--- START OF Records for processing ---

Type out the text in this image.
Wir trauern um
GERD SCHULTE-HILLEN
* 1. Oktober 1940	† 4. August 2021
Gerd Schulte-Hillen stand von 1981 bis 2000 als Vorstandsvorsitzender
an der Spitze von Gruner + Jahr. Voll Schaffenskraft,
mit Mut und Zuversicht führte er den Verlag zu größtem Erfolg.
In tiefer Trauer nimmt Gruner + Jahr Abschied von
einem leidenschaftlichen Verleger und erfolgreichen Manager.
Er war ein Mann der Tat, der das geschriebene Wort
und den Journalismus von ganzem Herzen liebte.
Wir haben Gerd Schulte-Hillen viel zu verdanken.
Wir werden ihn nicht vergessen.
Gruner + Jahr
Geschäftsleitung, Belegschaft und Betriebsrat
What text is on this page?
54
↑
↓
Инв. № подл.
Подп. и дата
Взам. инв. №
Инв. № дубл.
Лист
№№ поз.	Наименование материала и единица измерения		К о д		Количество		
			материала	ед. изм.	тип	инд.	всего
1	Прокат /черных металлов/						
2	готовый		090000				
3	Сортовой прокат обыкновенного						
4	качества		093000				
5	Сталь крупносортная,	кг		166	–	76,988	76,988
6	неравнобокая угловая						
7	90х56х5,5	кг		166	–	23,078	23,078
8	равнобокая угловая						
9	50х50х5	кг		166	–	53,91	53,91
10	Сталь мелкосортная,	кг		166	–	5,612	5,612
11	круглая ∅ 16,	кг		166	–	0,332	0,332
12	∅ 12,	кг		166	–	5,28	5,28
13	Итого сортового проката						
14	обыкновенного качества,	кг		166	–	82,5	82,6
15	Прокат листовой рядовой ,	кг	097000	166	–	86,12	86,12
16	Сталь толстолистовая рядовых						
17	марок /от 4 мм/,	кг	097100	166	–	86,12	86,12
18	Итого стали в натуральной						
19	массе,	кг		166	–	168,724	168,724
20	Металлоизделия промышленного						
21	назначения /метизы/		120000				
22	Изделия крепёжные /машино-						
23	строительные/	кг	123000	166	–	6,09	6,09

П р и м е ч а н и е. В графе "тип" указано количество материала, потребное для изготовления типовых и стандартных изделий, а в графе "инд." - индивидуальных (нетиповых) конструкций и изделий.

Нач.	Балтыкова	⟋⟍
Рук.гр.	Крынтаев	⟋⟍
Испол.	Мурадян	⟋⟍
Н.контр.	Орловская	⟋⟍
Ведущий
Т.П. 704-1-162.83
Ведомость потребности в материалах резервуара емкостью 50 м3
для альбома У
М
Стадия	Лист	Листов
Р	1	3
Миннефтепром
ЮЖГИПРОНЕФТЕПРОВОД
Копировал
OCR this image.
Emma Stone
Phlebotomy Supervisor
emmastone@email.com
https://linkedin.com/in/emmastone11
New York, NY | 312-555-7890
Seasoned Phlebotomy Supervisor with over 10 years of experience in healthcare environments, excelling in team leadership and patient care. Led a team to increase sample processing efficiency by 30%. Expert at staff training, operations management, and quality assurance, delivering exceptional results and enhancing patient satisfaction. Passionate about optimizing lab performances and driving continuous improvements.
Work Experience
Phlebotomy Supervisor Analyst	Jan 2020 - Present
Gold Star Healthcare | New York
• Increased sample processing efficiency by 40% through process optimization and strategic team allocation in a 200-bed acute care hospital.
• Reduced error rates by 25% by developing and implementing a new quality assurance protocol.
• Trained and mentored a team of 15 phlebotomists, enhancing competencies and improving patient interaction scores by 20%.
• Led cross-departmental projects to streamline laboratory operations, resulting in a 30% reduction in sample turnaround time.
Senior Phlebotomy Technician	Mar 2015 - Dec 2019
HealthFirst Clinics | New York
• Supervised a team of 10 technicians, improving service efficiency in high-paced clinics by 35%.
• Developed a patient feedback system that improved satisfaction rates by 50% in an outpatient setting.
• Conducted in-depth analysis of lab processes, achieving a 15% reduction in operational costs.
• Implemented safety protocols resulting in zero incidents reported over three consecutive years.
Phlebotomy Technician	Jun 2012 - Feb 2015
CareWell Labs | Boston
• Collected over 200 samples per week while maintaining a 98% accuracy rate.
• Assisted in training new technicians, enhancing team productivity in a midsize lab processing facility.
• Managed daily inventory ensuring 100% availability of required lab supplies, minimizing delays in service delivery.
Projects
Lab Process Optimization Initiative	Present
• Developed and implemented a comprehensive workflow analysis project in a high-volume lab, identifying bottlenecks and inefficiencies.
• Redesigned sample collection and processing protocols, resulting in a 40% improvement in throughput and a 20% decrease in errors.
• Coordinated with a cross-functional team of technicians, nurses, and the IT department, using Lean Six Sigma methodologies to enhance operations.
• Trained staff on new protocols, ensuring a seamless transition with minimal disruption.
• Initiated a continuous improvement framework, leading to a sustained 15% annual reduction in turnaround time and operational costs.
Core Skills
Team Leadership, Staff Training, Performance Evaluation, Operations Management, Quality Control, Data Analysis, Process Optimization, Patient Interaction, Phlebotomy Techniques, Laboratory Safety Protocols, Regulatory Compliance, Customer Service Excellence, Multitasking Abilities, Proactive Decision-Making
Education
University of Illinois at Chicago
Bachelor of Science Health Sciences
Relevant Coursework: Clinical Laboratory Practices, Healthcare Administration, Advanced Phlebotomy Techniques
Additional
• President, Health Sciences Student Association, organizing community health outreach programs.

--- END OF Records for processing ---

## What you will do
Whenever "time" turns up in a line, pick that line out.

## Solution
• Led cross-departmental projects to streamline laboratory operations, resulting in a 30% reduction in sample turnaround time.
• Initiated a continuous improvement framework, leading to a sustained 15% annual reduction in turnaround time and operational costs.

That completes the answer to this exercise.